本文抜粋.
この章では、Rackを使ってWebアプリケーションを実装してみます。Rackの基本的な仕組みを理解し、シンプルなアプリケーションから始めて、徐々にRackアプリケーションとはなんなのか、理解を深めてみましょう。


1. セットアップ

RubyGemsを使ってRackをインストールします。 ここではRackアプリケーションのためのコア機能を提供するrack gemと、Rackアプリケーションを起動するrackupコマンドを提供するrackup gemをインストールします。

$ gem install rack rackup

gemをインストールしたらrackupコマンドが実行できることを確認します。  

$ rackup --help
Usage: rackup [ruby options] [rack options] [rackup config]
...

これでRackアプリケーションを書く準備は完了です。


2. シンプルなRackアプリケーションの作成

まずは、最もシンプルなRackアプリケーションを作成してみましょう。

手順

  1. 新しいファイル app.ru を作成し、以下のコードを記述します。
    class App
      def call(env)
        [
          200,
          {},
          ["hello"],
        ]
      end
    end
    
    run App.new
  2. call メソッドは、Rackアプリケーションの環境情報とHTTPリクエストの情報が格納されたHash env を受け取り、ステータスコード、ヘッダー、ボディの配列を返します。

ポイント

  • call メソッドは必ず [status, headers, body] の形式でレスポンスを返す必要があります。
  • body は通常、文字列を含む配列を返します。
  • .ru という拡張子は rackup config ファイルの拡張子で、run などのRack独自のメソッドが定義されたRubyのDSLで記述されます。
    • 例として app.ru という名前を指定しましたが、拡張子以外の部分の名前は任意です。rackupコマンドはデフォルトだと config.ru という設定ファイルを探すので、config.ru という名前にすると rackup コマンドを実行するだけでアプリケーションが起動します。

実行方法

ターミナルで以下のコマンドを実行します。

$ rackup app.ru

ブラウザやcurlコマンド等で http://localhost:9292 にアクセスして、hello と表示されれば成功です。


3. envの中身を確認してみる

Rackアプリケーションが受け取る env には、リクエストに関するさまざまな情報が含まれています。これを確認してみましょう。

手順

  1. call メソッド内に binding.irb を挿入します。
    class App
      def call(env)
        binding.irb
        # ...
      end
    end

実行方法

ターミナルでRackアプリケーションを実行して http://localhost:9292 にアクセスすると、ターミナル上でirbセッションが開始されます。env を調べてみましょう。

提供データ.
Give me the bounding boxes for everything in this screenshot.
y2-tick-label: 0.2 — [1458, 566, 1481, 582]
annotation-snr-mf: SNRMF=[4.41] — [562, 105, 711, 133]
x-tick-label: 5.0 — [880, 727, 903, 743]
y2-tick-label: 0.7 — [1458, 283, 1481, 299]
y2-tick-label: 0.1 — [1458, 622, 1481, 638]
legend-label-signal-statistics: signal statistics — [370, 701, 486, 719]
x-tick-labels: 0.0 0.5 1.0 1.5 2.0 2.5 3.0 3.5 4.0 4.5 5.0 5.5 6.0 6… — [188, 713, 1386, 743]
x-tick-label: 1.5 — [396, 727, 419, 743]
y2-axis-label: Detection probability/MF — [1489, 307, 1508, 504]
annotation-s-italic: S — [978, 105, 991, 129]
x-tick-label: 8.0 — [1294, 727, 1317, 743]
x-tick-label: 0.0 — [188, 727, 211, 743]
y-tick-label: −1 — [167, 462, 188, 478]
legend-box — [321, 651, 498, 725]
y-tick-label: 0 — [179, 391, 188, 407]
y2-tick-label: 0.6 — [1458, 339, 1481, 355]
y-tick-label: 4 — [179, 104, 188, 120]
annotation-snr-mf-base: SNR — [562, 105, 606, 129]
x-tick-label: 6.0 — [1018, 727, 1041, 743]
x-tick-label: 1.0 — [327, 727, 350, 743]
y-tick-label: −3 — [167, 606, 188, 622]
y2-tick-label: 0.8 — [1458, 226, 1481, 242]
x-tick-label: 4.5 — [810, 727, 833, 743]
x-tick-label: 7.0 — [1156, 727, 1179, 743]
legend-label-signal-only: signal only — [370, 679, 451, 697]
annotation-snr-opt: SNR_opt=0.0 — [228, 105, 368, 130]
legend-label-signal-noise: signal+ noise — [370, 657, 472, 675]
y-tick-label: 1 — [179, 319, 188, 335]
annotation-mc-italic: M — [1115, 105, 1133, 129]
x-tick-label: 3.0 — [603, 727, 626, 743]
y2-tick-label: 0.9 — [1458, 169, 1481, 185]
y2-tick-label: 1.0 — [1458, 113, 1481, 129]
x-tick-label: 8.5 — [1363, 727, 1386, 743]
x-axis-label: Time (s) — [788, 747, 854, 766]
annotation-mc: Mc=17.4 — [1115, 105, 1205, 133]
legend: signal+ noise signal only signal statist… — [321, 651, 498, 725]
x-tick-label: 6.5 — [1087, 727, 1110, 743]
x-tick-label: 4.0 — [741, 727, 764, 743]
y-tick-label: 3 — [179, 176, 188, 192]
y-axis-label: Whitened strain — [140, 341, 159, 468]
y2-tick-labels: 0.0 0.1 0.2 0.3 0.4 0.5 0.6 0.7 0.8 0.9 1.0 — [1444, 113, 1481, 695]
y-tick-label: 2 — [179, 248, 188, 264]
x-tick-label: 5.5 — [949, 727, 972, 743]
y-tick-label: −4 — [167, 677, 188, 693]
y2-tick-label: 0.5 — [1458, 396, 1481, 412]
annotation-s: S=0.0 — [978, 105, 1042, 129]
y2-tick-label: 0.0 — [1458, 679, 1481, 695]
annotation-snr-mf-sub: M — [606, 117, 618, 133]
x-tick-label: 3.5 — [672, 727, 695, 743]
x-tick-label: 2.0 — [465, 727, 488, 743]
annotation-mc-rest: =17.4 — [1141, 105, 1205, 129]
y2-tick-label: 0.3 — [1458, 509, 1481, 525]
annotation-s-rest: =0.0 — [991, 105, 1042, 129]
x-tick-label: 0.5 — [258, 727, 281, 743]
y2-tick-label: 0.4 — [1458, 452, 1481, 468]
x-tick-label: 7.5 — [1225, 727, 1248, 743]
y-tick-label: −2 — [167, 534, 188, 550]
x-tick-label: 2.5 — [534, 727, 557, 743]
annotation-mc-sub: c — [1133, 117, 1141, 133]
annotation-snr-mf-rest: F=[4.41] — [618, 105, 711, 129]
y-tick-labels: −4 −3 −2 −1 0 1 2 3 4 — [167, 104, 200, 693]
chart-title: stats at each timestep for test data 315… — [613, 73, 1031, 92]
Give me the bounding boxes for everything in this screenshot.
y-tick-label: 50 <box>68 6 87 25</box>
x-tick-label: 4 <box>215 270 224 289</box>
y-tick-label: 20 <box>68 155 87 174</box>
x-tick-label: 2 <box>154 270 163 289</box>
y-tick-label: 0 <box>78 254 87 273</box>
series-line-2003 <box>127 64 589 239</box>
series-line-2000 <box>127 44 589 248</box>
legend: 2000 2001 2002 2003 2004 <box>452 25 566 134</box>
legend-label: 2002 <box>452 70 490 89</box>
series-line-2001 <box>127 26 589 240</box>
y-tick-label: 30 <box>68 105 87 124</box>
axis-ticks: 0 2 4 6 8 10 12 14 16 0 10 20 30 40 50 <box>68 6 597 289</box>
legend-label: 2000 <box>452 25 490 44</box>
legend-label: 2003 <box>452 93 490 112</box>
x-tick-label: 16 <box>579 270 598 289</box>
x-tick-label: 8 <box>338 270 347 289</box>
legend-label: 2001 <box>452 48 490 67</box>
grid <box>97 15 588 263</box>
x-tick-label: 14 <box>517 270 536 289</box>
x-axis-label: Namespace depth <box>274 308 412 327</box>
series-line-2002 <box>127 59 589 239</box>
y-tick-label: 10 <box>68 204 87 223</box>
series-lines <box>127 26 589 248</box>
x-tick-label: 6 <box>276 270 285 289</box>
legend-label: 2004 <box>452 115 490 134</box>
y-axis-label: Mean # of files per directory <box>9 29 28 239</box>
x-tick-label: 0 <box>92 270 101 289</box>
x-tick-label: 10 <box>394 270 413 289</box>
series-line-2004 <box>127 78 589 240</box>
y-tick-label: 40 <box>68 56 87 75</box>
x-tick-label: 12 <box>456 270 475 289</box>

課題の目的.
本文抜粋のうち「RubyGemsを使ってRackを」で始まる段落を、主な事実を残して箇条書きに書き直してください。

記述解答.
・RubyGemsを使ってRackをインストールする。
・rack gem：Rackアプリケーションのためのコア機能を提供する。
・rackup gem：Rackアプリケーションを起動するrackupコマンドを提供する。